• What is asked: Please copy every item below line for line, with no changes to any character.

(Layout annotation records)
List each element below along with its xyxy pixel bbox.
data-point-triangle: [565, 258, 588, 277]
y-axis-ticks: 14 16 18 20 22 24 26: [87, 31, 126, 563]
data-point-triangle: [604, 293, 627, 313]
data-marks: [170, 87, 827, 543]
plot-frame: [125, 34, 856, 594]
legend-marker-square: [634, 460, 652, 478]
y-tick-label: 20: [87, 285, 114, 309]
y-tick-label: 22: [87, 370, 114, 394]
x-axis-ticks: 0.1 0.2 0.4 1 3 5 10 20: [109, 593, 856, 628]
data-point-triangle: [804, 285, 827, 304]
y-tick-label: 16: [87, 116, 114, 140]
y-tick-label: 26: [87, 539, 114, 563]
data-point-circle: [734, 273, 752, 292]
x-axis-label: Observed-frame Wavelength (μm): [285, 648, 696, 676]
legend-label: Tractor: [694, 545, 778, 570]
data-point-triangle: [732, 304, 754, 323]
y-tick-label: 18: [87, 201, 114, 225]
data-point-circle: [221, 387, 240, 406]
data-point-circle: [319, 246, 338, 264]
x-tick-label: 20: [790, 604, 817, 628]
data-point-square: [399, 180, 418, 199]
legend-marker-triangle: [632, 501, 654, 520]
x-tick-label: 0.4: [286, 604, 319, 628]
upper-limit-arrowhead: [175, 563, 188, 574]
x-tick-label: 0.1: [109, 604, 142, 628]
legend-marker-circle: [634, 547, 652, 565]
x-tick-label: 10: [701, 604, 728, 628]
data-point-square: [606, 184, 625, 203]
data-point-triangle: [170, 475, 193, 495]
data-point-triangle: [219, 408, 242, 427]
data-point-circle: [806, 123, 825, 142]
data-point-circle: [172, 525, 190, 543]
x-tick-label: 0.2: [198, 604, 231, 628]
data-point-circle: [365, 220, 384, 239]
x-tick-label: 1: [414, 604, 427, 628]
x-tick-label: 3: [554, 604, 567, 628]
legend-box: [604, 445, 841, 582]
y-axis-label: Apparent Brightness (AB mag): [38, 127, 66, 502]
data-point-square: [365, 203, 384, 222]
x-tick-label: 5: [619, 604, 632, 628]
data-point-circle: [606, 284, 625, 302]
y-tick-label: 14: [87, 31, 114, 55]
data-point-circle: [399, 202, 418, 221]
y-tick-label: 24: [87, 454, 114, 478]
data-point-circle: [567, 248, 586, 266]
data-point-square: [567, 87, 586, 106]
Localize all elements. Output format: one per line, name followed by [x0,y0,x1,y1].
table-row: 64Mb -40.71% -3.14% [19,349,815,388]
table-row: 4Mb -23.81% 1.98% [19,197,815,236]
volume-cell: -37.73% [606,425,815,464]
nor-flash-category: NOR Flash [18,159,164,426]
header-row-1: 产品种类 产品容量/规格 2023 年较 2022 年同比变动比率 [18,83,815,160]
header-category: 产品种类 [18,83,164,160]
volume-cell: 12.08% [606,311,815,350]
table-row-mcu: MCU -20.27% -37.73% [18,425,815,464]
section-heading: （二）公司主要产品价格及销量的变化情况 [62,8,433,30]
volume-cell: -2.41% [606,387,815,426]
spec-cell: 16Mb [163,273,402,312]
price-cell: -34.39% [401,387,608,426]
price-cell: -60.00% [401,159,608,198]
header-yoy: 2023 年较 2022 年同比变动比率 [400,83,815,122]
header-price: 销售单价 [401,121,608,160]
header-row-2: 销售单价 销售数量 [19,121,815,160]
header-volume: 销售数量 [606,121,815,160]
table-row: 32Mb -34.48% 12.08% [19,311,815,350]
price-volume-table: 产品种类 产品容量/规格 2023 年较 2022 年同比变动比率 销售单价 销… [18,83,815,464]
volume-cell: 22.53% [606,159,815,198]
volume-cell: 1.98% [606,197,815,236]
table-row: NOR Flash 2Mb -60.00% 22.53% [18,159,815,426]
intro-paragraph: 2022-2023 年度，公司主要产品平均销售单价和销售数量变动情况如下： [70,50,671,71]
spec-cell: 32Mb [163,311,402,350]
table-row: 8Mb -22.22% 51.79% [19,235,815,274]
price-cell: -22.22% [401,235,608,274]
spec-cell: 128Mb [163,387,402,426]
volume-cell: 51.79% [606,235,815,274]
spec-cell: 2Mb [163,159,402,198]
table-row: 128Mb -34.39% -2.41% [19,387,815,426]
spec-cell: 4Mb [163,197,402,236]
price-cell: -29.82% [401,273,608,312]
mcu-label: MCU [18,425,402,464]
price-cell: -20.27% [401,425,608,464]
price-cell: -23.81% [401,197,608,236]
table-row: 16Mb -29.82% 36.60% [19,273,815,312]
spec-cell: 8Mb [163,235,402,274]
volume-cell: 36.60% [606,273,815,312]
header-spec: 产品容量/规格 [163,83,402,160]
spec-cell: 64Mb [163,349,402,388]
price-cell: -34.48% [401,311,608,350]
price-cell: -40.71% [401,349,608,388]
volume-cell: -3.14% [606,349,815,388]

• Finished exercise:
List each element below along with its xyxy pixel bbox.
data-point-triangle: [565, 258, 588, 277]
y-axis-ticks: 14 16 18 20 22 24 26: [87, 31, 126, 563]
data-point-triangle: [604, 293, 627, 313]
data-marks: [170, 87, 827, 543]
plot-frame: [125, 34, 856, 594]
legend-marker-square: [634, 460, 652, 478]
y-tick-label: 20: [87, 285, 114, 309]
y-tick-label: 22: [87, 370, 114, 394]
x-axis-ticks: 0.1 0.2 0.4 1 3 5 10 20: [109, 593, 856, 628]
data-point-triangle: [804, 285, 827, 304]
y-tick-label: 16: [87, 116, 114, 140]
y-tick-label: 26: [87, 539, 114, 563]
data-point-circle: [734, 273, 752, 292]
x-axis-label: Observed-frame Wavelength (μm): [285, 648, 696, 676]
legend-label: Tractor: [694, 545, 778, 570]
data-point-triangle: [732, 304, 754, 323]
y-tick-label: 18: [87, 201, 114, 225]
data-point-circle: [221, 387, 240, 406]
data-point-circle: [319, 246, 338, 264]
x-tick-label: 20: [790, 604, 817, 628]
data-point-square: [399, 180, 418, 199]
legend-marker-triangle: [632, 501, 654, 520]
x-tick-label: 0.4: [286, 604, 319, 628]
upper-limit-arrowhead: [175, 563, 188, 574]
x-tick-label: 0.1: [109, 604, 142, 628]
legend-marker-circle: [634, 547, 652, 565]
x-tick-label: 10: [701, 604, 728, 628]
data-point-square: [606, 184, 625, 203]
data-point-triangle: [170, 475, 193, 495]
data-point-triangle: [219, 408, 242, 427]
data-point-circle: [806, 123, 825, 142]
data-point-circle: [172, 525, 190, 543]
x-tick-label: 0.2: [198, 604, 231, 628]
data-point-circle: [365, 220, 384, 239]
x-tick-label: 1: [414, 604, 427, 628]
x-tick-label: 3: [554, 604, 567, 628]
legend-box: [604, 445, 841, 582]
y-axis-label: Apparent Brightness (AB mag): [38, 127, 66, 502]
data-point-square: [365, 203, 384, 222]
x-tick-label: 5: [619, 604, 632, 628]
data-point-circle: [606, 284, 625, 302]
y-tick-label: 14: [87, 31, 114, 55]
data-point-circle: [399, 202, 418, 221]
y-tick-label: 24: [87, 454, 114, 478]
data-point-circle: [567, 248, 586, 266]
data-point-square: [567, 87, 586, 106]
Localize all elements. Output format: one per line, name followed by [x0,y0,x1,y1].
table-row: 64Mb -40.71% -3.14% [19,349,815,388]
table-row: 4Mb -23.81% 1.98% [19,197,815,236]
volume-cell: -37.73% [606,425,815,464]
nor-flash-category: NOR Flash [18,159,164,426]
header-row-1: 产品种类 产品容量/规格 2023 年较 2022 年同比变动比率 [18,83,815,160]
header-category: 产品种类 [18,83,164,160]
volume-cell: 12.08% [606,311,815,350]
table-row-mcu: MCU -20.27% -37.73% [18,425,815,464]
section-heading: （二）公司主要产品价格及销量的变化情况 [62,8,433,30]
volume-cell: -2.41% [606,387,815,426]
spec-cell: 16Mb [163,273,402,312]
price-cell: -34.39% [401,387,608,426]
price-cell: -60.00% [401,159,608,198]
header-yoy: 2023 年较 2022 年同比变动比率 [400,83,815,122]
header-price: 销售单价 [401,121,608,160]
header-row-2: 销售单价 销售数量 [19,121,815,160]
header-volume: 销售数量 [606,121,815,160]
table-row: 32Mb -34.48% 12.08% [19,311,815,350]
price-volume-table: 产品种类 产品容量/规格 2023 年较 2022 年同比变动比率 销售单价 销… [18,83,815,464]
volume-cell: 22.53% [606,159,815,198]
volume-cell: 1.98% [606,197,815,236]
table-row: NOR Flash 2Mb -60.00% 22.53% [18,159,815,426]
intro-paragraph: 2022-2023 年度，公司主要产品平均销售单价和销售数量变动情况如下： [70,50,671,71]
spec-cell: 32Mb [163,311,402,350]
table-row: 8Mb -22.22% 51.79% [19,235,815,274]
price-cell: -22.22% [401,235,608,274]
spec-cell: 128Mb [163,387,402,426]
volume-cell: 51.79% [606,235,815,274]
spec-cell: 2Mb [163,159,402,198]
table-row: 128Mb -34.39% -2.41% [19,387,815,426]
spec-cell: 4Mb [163,197,402,236]
price-cell: -29.82% [401,273,608,312]
mcu-label: MCU [18,425,402,464]
price-cell: -20.27% [401,425,608,464]
price-cell: -23.81% [401,197,608,236]
table-row: 16Mb -29.82% 36.60% [19,273,815,312]
spec-cell: 8Mb [163,235,402,274]
volume-cell: 36.60% [606,273,815,312]
header-spec: 产品容量/规格 [163,83,402,160]
spec-cell: 64Mb [163,349,402,388]
price-cell: -34.48% [401,311,608,350]
price-cell: -40.71% [401,349,608,388]
volume-cell: -3.14% [606,349,815,388]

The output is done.